→ **Exercise instructions**:
Note each line that includes the word "godt". Copy those lines.

Data records
============

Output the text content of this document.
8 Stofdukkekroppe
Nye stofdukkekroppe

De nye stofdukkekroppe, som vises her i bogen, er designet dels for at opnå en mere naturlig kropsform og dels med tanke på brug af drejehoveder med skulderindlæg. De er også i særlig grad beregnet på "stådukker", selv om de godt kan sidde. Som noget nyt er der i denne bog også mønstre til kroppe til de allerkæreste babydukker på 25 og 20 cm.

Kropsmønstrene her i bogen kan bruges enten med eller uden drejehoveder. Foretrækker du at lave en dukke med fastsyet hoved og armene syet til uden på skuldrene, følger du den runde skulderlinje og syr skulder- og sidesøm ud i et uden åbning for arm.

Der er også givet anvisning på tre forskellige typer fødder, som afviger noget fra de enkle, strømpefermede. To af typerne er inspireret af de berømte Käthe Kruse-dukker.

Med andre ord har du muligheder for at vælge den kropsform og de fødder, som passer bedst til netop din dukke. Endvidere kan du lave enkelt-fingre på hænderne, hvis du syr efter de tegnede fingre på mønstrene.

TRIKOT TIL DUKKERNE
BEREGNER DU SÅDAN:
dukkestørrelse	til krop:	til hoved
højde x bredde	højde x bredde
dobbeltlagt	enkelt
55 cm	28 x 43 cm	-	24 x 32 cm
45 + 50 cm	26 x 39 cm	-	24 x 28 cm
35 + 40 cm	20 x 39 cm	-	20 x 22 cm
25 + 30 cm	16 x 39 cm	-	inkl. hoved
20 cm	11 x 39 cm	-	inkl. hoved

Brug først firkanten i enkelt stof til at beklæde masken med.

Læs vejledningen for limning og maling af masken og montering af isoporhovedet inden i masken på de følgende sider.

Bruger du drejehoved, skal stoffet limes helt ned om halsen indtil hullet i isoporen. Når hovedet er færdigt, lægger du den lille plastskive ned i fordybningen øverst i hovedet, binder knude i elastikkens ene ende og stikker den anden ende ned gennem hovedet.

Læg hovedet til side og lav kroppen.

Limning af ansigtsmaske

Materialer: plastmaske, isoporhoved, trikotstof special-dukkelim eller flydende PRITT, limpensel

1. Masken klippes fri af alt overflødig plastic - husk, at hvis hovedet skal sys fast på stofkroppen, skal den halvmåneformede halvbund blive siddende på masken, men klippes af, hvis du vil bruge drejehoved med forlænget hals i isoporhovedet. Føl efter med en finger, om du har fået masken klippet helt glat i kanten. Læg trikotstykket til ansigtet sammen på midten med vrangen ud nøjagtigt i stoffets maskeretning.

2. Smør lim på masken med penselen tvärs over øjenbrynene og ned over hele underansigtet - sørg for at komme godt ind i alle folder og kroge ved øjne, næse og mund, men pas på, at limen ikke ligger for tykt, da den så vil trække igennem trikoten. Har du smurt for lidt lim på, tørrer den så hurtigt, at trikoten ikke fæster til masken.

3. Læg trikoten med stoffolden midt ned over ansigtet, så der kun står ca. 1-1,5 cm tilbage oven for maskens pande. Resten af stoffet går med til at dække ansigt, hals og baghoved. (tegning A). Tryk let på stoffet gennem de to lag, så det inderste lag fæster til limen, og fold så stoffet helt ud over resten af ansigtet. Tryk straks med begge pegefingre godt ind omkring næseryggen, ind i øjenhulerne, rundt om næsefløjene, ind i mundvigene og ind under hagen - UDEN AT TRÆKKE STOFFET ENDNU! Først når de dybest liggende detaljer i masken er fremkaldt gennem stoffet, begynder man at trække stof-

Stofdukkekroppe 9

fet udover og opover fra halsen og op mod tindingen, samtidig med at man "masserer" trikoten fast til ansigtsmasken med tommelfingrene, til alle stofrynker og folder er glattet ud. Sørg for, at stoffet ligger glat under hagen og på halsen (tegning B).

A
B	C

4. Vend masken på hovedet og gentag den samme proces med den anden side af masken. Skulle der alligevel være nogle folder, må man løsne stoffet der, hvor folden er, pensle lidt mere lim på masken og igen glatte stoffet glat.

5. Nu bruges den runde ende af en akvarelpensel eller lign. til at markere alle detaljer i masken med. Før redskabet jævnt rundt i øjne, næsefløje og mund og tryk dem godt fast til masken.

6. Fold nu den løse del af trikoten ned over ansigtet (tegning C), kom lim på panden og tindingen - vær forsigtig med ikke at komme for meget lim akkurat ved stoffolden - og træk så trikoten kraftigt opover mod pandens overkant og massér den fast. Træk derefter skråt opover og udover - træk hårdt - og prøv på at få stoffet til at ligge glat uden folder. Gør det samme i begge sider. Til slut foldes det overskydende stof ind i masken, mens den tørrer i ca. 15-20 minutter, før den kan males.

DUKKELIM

============

→ **Result of this task**:
De nye stofdukkekroppe, som vises her i bogen, er designet dels for at opnå en mere naturlig kropsform og dels med tanke på brug af drejehoveder med skulderindlæg. De er også i særlig grad beregnet på "stådukker", selv om de godt kan sidde. Som noget nyt er der i denne bog også mønstre til kroppe til de allerkæreste babydukker på 25 og 20 cm.
2. Smør lim på masken med penselen tvärs over øjenbrynene og ned over hele underansigtet - sørg for at komme godt ind i alle folder og kroge ved øjne, næse og mund, men pas på, at limen ikke ligger for tykt, da den så vil trække igennem trikoten. Har du smurt for lidt lim på, tørrer den så hurtigt, at trikoten ikke fæster til masken.
3. Læg trikoten med stoffolden midt ned over ansigtet, så der kun står ca. 1-1,5 cm tilbage oven for maskens pande. Resten af stoffet går med til at dække ansigt, hals og baghoved. (tegning A). Tryk let på stoffet gennem de to lag, så det inderste lag fæster til limen, og fold så stoffet helt ud over resten af ansigtet. Tryk straks med begge pegefingre godt ind omkring næseryggen, ind i øjenhulerne, rundt om næsefløjene, ind i mundvigene og ind under hagen - UDEN AT TRÆKKE STOFFET ENDNU! Først når de dybest liggende detaljer i masken er fremkaldt gennem stoffet, begynder man at trække stof-
5. Nu bruges den runde ende af en akvarelpensel eller lign. til at markere alle detaljer i masken med. Før redskabet jævnt rundt i øjne, næsefløje og mund og tryk dem godt fast til masken.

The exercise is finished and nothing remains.